Entries:
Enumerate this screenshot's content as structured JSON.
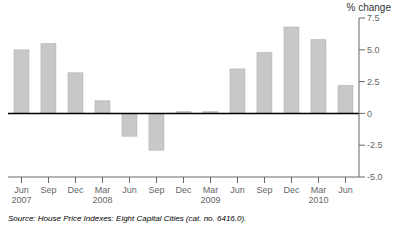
{
  "chart_data": {
    "type": "bar",
    "ylabel": "% change",
    "annotations": [
      "Source: House Price Indexes: Eight Capital Cities (cat.  no.  6416.0)."
    ],
    "categories": [
      "Jun\n2007",
      "Sep",
      "Dec",
      "Mar\n2008",
      "Jun",
      "Sep",
      "Dec",
      "Mar\n2009",
      "Jun",
      "Sep",
      "Dec",
      "Mar\n2010",
      "Jun"
    ],
    "values": [
      5.0,
      5.5,
      3.2,
      1.0,
      -1.8,
      -2.9,
      0.15,
      0.15,
      3.5,
      4.8,
      6.8,
      5.8,
      2.2
    ],
    "color": "#c8c8c8",
    "ylim": [
      -5.0,
      7.5
    ],
    "yticks": [
      {
        "value": -5.0,
        "label": "-5.0"
      },
      -2.5,
      0,
      2.5,
      {
        "value": 5.0,
        "label": "5.0"
      },
      7.5
    ],
    "grid": false
  }
}
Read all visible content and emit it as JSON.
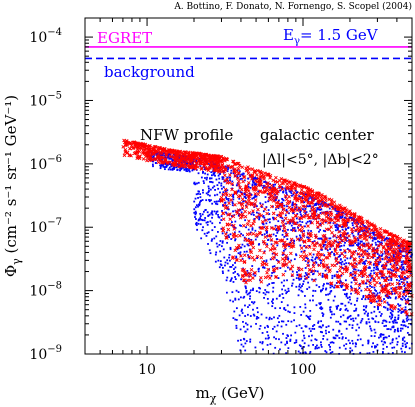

To be done:
Do not copy the pictures, but repeat every line exactly.

Result of this task:
Enumerate this screenshot's content as structured JSON.
{
  "chart_data": {
    "type": "bar",
    "ylabel": "% change",
    "annotations": [
      "Source: House Price Indexes: Eight Capital Cities (cat.  no.  6416.0)."
    ],
    "categories": [
      "Jun\n2007",
      "Sep",
      "Dec",
      "Mar\n2008",
      "Jun",
      "Sep",
      "Dec",
      "Mar\n2009",
      "Jun",
      "Sep",
      "Dec",
      "Mar\n2010",
      "Jun"
    ],
    "values": [
      5.0,
      5.5,
      3.2,
      1.0,
      -1.8,
      -2.9,
      0.15,
      0.15,
      3.5,
      4.8,
      6.8,
      5.8,
      2.2
    ],
    "color": "#c8c8c8",
    "ylim": [
      -5.0,
      7.5
    ],
    "yticks": [
      {
        "value": -5.0,
        "label": "-5.0"
      },
      -2.5,
      0,
      2.5,
      {
        "value": 5.0,
        "label": "5.0"
      },
      7.5
    ],
    "grid": false
  }
}
Read all visible content and emit it as JSON.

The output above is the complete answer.